THE REQUEST:
Every entry must be copied word for word.

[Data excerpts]

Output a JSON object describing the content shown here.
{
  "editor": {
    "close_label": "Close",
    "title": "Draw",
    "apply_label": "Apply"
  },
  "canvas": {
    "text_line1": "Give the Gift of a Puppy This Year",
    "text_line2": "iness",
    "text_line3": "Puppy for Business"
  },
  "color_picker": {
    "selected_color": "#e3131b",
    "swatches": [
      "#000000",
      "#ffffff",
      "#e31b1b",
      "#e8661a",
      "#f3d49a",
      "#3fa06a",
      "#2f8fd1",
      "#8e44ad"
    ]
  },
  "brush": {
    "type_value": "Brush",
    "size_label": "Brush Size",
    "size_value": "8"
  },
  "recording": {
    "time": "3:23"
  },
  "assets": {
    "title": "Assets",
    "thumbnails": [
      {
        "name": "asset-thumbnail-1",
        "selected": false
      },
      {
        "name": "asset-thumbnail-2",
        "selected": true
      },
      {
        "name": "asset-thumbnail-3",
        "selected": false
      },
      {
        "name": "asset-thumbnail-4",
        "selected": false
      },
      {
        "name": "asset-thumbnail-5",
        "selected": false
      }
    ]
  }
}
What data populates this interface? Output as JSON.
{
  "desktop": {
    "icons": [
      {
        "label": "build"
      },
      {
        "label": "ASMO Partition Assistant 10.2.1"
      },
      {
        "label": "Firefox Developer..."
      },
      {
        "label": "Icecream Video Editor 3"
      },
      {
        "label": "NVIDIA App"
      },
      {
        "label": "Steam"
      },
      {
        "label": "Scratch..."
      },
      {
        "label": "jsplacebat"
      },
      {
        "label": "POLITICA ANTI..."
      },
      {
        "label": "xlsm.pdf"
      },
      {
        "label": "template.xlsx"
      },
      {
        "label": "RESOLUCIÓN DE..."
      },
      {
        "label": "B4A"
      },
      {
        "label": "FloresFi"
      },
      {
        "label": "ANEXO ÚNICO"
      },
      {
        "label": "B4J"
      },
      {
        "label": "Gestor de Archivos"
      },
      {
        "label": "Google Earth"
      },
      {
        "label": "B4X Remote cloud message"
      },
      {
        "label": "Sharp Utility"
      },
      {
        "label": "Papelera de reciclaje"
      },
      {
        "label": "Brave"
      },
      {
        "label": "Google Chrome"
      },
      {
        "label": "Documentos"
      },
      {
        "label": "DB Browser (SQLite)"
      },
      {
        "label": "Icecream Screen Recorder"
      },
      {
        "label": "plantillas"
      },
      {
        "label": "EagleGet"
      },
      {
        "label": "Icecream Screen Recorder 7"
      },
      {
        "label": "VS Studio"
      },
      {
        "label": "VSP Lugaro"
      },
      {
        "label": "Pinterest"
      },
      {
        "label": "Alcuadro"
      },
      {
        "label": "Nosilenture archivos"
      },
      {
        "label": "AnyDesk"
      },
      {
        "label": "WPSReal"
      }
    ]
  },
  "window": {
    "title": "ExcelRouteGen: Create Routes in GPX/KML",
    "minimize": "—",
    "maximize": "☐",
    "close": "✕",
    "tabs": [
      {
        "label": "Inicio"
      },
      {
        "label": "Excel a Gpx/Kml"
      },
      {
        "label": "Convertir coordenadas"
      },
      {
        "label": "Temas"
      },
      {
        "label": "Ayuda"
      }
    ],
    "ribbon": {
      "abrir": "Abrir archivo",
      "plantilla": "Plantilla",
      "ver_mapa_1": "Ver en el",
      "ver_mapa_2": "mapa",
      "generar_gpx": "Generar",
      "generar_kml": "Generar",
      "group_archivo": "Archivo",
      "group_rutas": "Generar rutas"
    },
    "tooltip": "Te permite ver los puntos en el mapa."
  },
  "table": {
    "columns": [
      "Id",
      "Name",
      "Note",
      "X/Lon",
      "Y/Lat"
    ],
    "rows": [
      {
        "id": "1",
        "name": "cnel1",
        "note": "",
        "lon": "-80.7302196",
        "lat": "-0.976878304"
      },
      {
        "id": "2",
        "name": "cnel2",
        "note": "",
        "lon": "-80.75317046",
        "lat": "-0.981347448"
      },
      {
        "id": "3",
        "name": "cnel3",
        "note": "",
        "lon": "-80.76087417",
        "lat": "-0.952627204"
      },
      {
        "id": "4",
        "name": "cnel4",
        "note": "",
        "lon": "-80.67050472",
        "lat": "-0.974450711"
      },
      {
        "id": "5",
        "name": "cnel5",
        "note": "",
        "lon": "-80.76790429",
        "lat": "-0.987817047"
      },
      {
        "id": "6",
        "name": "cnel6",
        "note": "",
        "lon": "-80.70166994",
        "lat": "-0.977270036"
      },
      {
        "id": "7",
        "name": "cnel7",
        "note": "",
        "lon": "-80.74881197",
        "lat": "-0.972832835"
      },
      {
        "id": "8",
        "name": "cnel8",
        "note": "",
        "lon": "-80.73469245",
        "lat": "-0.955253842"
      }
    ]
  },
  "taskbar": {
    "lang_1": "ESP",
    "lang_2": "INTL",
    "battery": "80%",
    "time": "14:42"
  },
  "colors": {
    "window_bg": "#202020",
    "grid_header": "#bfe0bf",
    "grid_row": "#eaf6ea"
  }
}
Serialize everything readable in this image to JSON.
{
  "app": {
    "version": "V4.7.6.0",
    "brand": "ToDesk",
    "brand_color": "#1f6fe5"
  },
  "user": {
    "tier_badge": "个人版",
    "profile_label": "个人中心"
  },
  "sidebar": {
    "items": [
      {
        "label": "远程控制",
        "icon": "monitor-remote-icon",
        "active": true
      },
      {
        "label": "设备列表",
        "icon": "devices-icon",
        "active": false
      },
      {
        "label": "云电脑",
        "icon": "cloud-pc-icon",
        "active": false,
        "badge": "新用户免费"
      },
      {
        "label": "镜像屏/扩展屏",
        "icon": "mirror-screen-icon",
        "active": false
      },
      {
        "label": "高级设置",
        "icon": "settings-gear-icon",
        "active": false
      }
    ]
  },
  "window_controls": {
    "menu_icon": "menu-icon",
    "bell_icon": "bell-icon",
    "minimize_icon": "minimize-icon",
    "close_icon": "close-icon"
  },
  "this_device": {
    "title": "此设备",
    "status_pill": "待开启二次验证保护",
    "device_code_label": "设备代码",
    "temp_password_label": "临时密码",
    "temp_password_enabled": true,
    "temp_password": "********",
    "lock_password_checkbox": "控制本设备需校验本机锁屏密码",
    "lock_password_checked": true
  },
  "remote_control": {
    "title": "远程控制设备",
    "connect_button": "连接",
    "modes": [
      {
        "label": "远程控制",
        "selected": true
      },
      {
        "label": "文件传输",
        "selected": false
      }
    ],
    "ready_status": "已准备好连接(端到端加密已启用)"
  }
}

WORKED ANSWER:
Output a JSON object describing the content shown here.
{
  "editor": {
    "close_label": "Close",
    "title": "Draw",
    "apply_label": "Apply"
  },
  "canvas": {
    "text_line1": "Give the Gift of a Puppy This Year",
    "text_line2": "iness",
    "text_line3": "Puppy for Business"
  },
  "color_picker": {
    "selected_color": "#e3131b",
    "swatches": [
      "#000000",
      "#ffffff",
      "#e31b1b",
      "#e8661a",
      "#f3d49a",
      "#3fa06a",
      "#2f8fd1",
      "#8e44ad"
    ]
  },
  "brush": {
    "type_value": "Brush",
    "size_label": "Brush Size",
    "size_value": "8"
  },
  "recording": {
    "time": "3:23"
  },
  "assets": {
    "title": "Assets",
    "thumbnails": [
      {
        "name": "asset-thumbnail-1",
        "selected": false
      },
      {
        "name": "asset-thumbnail-2",
        "selected": true
      },
      {
        "name": "asset-thumbnail-3",
        "selected": false
      },
      {
        "name": "asset-thumbnail-4",
        "selected": false
      },
      {
        "name": "asset-thumbnail-5",
        "selected": false
      }
    ]
  }
}
What data populates this interface? Output as JSON.
{
  "desktop": {
    "icons": [
      {
        "label": "build"
      },
      {
        "label": "ASMO Partition Assistant 10.2.1"
      },
      {
        "label": "Firefox Developer..."
      },
      {
        "label": "Icecream Video Editor 3"
      },
      {
        "label": "NVIDIA App"
      },
      {
        "label": "Steam"
      },
      {
        "label": "Scratch..."
      },
      {
        "label": "jsplacebat"
      },
      {
        "label": "POLITICA ANTI..."
      },
      {
        "label": "xlsm.pdf"
      },
      {
        "label": "template.xlsx"
      },
      {
        "label": "RESOLUCIÓN DE..."
      },
      {
        "label": "B4A"
      },
      {
        "label": "FloresFi"
      },
      {
        "label": "ANEXO ÚNICO"
      },
      {
        "label": "B4J"
      },
      {
        "label": "Gestor de Archivos"
      },
      {
        "label": "Google Earth"
      },
      {
        "label": "B4X Remote cloud message"
      },
      {
        "label": "Sharp Utility"
      },
      {
        "label": "Papelera de reciclaje"
      },
      {
        "label": "Brave"
      },
      {
        "label": "Google Chrome"
      },
      {
        "label": "Documentos"
      },
      {
        "label": "DB Browser (SQLite)"
      },
      {
        "label": "Icecream Screen Recorder"
      },
      {
        "label": "plantillas"
      },
      {
        "label": "EagleGet"
      },
      {
        "label": "Icecream Screen Recorder 7"
      },
      {
        "label": "VS Studio"
      },
      {
        "label": "VSP Lugaro"
      },
      {
        "label": "Pinterest"
      },
      {
        "label": "Alcuadro"
      },
      {
        "label": "Nosilenture archivos"
      },
      {
        "label": "AnyDesk"
      },
      {
        "label": "WPSReal"
      }
    ]
  },
  "window": {
    "title": "ExcelRouteGen: Create Routes in GPX/KML",
    "minimize": "—",
    "maximize": "☐",
    "close": "✕",
    "tabs": [
      {
        "label": "Inicio"
      },
      {
        "label": "Excel a Gpx/Kml"
      },
      {
        "label": "Convertir coordenadas"
      },
      {
        "label": "Temas"
      },
      {
        "label": "Ayuda"
      }
    ],
    "ribbon": {
      "abrir": "Abrir archivo",
      "plantilla": "Plantilla",
      "ver_mapa_1": "Ver en el",
      "ver_mapa_2": "mapa",
      "generar_gpx": "Generar",
      "generar_kml": "Generar",
      "group_archivo": "Archivo",
      "group_rutas": "Generar rutas"
    },
    "tooltip": "Te permite ver los puntos en el mapa."
  },
  "table": {
    "columns": [
      "Id",
      "Name",
      "Note",
      "X/Lon",
      "Y/Lat"
    ],
    "rows": [
      {
        "id": "1",
        "name": "cnel1",
        "note": "",
        "lon": "-80.7302196",
        "lat": "-0.976878304"
      },
      {
        "id": "2",
        "name": "cnel2",
        "note": "",
        "lon": "-80.75317046",
        "lat": "-0.981347448"
      },
      {
        "id": "3",
        "name": "cnel3",
        "note": "",
        "lon": "-80.76087417",
        "lat": "-0.952627204"
      },
      {
        "id": "4",
        "name": "cnel4",
        "note": "",
        "lon": "-80.67050472",
        "lat": "-0.974450711"
      },
      {
        "id": "5",
        "name": "cnel5",
        "note": "",
        "lon": "-80.76790429",
        "lat": "-0.987817047"
      },
      {
        "id": "6",
        "name": "cnel6",
        "note": "",
        "lon": "-80.70166994",
        "lat": "-0.977270036"
      },
      {
        "id": "7",
        "name": "cnel7",
        "note": "",
        "lon": "-80.74881197",
        "lat": "-0.972832835"
      },
      {
        "id": "8",
        "name": "cnel8",
        "note": "",
        "lon": "-80.73469245",
        "lat": "-0.955253842"
      }
    ]
  },
  "taskbar": {
    "lang_1": "ESP",
    "lang_2": "INTL",
    "battery": "80%",
    "time": "14:42"
  },
  "colors": {
    "window_bg": "#202020",
    "grid_header": "#bfe0bf",
    "grid_row": "#eaf6ea"
  }
}
Serialize everything readable in this image to JSON.
{
  "app": {
    "version": "V4.7.6.0",
    "brand": "ToDesk",
    "brand_color": "#1f6fe5"
  },
  "user": {
    "tier_badge": "个人版",
    "profile_label": "个人中心"
  },
  "sidebar": {
    "items": [
      {
        "label": "远程控制",
        "icon": "monitor-remote-icon",
        "active": true
      },
      {
        "label": "设备列表",
        "icon": "devices-icon",
        "active": false
      },
      {
        "label": "云电脑",
        "icon": "cloud-pc-icon",
        "active": false,
        "badge": "新用户免费"
      },
      {
        "label": "镜像屏/扩展屏",
        "icon": "mirror-screen-icon",
        "active": false
      },
      {
        "label": "高级设置",
        "icon": "settings-gear-icon",
        "active": false
      }
    ]
  },
  "window_controls": {
    "menu_icon": "menu-icon",
    "bell_icon": "bell-icon",
    "minimize_icon": "minimize-icon",
    "close_icon": "close-icon"
  },
  "this_device": {
    "title": "此设备",
    "status_pill": "待开启二次验证保护",
    "device_code_label": "设备代码",
    "temp_password_label": "临时密码",
    "temp_password_enabled": true,
    "temp_password": "********",
    "lock_password_checkbox": "控制本设备需校验本机锁屏密码",
    "lock_password_checked": true
  },
  "remote_control": {
    "title": "远程控制设备",
    "connect_button": "连接",
    "modes": [
      {
        "label": "远程控制",
        "selected": true
      },
      {
        "label": "文件传输",
        "selected": false
      }
    ],
    "ready_status": "已准备好连接(端到端加密已启用)"
  }
}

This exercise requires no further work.